--- Task to carry out ---
Look through the lines and report how many include the word "دخول", giving nothing but the number.
======== Extracted data
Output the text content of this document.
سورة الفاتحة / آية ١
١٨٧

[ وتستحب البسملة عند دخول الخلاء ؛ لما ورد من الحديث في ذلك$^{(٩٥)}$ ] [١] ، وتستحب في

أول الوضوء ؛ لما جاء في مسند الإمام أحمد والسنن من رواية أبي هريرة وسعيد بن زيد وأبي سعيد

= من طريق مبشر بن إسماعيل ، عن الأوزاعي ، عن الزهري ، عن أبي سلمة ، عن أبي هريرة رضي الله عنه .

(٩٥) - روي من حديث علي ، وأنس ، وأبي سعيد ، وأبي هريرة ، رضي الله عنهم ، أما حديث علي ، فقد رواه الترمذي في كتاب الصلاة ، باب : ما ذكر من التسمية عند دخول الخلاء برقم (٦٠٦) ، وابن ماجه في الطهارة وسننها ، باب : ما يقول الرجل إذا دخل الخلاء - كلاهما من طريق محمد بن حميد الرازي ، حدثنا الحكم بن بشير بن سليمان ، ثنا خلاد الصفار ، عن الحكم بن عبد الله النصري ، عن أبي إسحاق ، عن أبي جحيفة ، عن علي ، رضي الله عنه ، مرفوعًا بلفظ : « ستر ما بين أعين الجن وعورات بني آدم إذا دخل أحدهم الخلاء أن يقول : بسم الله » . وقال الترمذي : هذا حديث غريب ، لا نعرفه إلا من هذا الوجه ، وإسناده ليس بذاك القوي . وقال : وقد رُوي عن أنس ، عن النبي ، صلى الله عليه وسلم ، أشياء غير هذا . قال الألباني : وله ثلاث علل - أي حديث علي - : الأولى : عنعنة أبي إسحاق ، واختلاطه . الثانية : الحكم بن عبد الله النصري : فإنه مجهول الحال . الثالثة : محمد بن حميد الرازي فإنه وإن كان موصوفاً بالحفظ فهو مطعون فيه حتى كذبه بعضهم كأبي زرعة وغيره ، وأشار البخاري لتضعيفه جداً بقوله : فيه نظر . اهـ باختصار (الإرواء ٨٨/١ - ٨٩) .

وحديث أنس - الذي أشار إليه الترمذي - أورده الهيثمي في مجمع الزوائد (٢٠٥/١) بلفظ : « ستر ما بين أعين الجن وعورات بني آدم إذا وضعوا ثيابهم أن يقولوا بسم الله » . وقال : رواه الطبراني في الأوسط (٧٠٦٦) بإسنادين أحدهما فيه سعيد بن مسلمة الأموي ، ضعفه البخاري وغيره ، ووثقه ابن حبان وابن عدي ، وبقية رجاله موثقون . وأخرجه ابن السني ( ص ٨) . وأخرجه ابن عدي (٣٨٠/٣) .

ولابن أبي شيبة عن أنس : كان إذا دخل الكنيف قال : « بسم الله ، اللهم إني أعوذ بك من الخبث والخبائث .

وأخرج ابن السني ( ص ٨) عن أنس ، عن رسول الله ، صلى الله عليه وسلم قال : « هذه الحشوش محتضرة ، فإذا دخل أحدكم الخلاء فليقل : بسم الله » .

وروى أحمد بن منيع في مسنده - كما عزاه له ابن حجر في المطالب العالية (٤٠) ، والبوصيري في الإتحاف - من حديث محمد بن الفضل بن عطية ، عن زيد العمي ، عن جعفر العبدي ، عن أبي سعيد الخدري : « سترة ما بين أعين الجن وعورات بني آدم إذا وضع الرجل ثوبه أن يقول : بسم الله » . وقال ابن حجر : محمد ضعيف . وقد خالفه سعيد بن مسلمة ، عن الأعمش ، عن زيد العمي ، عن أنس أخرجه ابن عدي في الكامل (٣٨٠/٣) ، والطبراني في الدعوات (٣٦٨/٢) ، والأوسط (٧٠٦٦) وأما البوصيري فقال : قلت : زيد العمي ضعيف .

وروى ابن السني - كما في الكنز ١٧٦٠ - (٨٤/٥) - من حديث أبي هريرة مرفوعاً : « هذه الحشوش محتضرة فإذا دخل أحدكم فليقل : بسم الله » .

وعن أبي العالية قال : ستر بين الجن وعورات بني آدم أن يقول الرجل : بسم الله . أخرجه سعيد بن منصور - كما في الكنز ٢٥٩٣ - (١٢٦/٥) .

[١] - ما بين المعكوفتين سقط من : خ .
================
--- Correct result ---
2